Stated problem: Report each line of the rows that contains the string "checkbox", copying the lines in full; case counts.

-- BEGIN Stored records --

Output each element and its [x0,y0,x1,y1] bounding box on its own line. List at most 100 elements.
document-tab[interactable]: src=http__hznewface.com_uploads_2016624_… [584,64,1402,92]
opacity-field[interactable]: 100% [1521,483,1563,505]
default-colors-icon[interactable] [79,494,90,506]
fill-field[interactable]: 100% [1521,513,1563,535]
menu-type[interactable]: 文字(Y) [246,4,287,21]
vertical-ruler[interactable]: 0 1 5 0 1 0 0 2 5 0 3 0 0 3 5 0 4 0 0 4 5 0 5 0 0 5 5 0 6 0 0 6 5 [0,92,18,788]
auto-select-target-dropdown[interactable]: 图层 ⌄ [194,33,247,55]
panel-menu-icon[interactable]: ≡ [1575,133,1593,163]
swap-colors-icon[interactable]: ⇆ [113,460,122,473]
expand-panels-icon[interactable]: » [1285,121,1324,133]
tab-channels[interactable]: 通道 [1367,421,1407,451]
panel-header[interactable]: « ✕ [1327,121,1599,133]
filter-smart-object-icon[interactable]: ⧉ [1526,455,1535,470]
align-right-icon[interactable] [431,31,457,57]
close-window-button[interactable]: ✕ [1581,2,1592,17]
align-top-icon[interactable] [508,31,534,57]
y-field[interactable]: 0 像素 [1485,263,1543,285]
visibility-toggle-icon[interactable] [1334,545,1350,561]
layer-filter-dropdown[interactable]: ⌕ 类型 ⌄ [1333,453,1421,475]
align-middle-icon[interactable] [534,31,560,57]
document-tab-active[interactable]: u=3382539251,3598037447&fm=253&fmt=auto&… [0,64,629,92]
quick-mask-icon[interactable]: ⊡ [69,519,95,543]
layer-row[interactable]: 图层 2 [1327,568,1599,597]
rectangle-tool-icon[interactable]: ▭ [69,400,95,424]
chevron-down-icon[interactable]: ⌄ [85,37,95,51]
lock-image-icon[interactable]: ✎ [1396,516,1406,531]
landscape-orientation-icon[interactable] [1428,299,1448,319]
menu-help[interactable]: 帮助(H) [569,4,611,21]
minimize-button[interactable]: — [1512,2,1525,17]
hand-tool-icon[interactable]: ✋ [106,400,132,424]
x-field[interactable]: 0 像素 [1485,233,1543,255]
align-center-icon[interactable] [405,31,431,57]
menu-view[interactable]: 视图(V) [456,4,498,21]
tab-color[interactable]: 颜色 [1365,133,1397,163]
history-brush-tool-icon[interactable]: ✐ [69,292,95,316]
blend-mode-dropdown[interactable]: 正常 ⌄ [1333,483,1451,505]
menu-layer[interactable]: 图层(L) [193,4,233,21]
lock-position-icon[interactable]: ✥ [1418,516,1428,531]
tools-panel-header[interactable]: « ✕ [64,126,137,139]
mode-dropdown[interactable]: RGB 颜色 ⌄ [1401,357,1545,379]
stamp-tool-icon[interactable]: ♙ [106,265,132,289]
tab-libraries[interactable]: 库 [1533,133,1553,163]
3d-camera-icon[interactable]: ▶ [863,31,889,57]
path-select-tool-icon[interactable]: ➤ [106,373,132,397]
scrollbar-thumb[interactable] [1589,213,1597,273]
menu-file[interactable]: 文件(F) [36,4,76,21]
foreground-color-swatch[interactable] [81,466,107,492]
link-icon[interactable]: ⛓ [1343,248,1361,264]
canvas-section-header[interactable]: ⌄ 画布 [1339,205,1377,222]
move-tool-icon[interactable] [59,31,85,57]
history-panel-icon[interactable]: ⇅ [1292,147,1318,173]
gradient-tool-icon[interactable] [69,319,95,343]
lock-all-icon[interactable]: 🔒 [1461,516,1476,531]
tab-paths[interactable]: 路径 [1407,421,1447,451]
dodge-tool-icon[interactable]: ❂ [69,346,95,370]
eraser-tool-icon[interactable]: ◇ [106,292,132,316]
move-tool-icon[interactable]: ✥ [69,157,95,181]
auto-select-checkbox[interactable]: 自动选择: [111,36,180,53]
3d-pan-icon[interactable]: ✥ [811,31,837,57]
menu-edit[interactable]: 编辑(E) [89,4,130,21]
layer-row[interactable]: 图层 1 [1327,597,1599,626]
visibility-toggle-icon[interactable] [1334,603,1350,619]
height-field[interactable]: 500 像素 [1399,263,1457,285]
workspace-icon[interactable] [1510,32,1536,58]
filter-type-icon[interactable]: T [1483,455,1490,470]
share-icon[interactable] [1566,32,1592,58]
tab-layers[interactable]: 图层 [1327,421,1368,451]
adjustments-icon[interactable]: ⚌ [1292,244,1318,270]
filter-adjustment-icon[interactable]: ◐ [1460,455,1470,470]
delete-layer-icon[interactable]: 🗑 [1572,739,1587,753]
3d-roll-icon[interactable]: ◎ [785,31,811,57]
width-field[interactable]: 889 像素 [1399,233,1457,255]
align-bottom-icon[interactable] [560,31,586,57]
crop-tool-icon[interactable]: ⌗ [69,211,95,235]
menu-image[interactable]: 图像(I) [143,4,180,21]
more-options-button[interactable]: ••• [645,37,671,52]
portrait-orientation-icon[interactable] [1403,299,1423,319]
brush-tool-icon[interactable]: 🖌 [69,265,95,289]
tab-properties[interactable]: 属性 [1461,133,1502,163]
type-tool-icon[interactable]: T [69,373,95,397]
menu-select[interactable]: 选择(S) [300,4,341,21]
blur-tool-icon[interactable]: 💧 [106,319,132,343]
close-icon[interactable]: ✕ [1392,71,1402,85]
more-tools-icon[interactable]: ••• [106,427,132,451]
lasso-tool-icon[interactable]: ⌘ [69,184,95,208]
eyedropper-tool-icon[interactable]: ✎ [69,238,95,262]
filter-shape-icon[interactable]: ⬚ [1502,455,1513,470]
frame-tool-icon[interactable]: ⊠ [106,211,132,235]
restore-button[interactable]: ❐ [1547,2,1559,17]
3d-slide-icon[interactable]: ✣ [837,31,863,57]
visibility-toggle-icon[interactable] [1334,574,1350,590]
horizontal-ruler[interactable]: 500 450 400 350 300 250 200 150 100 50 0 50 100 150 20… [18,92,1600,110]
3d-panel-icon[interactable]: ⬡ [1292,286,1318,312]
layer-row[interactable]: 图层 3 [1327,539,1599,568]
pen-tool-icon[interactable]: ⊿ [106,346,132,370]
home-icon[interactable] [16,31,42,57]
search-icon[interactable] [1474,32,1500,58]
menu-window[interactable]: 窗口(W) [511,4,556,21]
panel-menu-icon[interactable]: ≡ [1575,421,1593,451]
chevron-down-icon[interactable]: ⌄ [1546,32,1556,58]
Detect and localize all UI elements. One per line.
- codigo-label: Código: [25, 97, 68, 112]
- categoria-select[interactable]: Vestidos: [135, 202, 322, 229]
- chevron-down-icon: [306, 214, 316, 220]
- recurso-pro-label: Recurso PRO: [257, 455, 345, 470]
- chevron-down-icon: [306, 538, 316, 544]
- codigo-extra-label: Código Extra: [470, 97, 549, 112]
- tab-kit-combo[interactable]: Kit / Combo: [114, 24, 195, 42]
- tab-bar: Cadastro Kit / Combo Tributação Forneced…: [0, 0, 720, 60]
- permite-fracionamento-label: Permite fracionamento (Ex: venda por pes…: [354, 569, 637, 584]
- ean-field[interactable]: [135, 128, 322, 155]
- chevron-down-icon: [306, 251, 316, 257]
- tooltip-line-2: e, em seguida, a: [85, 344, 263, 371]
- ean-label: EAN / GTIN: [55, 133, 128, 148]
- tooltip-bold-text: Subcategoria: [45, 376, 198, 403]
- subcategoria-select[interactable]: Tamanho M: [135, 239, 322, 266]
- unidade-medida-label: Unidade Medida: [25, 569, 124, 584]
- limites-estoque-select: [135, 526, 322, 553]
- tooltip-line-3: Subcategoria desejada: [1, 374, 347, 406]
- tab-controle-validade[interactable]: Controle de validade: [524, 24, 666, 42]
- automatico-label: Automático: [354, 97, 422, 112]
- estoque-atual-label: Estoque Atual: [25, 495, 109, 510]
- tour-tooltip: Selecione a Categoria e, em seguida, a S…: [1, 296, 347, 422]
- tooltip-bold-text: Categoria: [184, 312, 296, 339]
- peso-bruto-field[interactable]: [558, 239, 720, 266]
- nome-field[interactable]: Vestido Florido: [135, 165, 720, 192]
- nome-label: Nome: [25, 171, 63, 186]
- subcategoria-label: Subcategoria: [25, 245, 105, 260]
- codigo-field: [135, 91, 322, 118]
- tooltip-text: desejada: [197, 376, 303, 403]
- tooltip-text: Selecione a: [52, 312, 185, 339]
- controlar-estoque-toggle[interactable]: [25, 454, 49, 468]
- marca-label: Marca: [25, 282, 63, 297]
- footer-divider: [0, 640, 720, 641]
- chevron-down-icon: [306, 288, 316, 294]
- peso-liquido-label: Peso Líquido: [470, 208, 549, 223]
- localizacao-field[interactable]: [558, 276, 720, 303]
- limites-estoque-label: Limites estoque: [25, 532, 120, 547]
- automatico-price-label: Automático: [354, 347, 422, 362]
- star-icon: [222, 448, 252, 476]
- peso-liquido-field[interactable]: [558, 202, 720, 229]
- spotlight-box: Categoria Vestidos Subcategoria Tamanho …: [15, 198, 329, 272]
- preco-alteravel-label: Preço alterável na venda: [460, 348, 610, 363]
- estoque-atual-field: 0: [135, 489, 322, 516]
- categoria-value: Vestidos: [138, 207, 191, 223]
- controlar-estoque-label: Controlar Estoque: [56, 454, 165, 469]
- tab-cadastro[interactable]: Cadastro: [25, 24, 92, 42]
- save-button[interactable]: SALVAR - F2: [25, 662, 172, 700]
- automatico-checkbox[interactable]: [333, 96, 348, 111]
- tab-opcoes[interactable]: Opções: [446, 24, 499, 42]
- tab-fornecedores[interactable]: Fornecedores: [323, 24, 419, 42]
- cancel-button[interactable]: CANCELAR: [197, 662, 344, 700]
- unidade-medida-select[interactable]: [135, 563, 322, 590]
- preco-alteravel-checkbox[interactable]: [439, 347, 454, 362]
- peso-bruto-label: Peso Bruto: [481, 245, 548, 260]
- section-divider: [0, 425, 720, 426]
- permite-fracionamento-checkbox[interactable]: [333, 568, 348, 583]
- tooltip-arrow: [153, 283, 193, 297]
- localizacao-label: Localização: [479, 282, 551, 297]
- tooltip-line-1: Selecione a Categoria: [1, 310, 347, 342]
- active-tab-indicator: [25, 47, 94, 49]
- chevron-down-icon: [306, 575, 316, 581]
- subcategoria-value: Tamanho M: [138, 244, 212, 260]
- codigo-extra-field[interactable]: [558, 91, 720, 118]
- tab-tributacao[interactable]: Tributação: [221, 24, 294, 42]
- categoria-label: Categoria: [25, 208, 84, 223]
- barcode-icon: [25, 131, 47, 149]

-- END Stored records --

Solution to this exercise:
auto-select-checkbox[interactable]: 自动选择: [111,36,180,53]
- automatico-checkbox[interactable]: [333, 96, 348, 111]
- preco-alteravel-checkbox[interactable]: [439, 347, 454, 362]
- permite-fracionamento-checkbox[interactable]: [333, 568, 348, 583]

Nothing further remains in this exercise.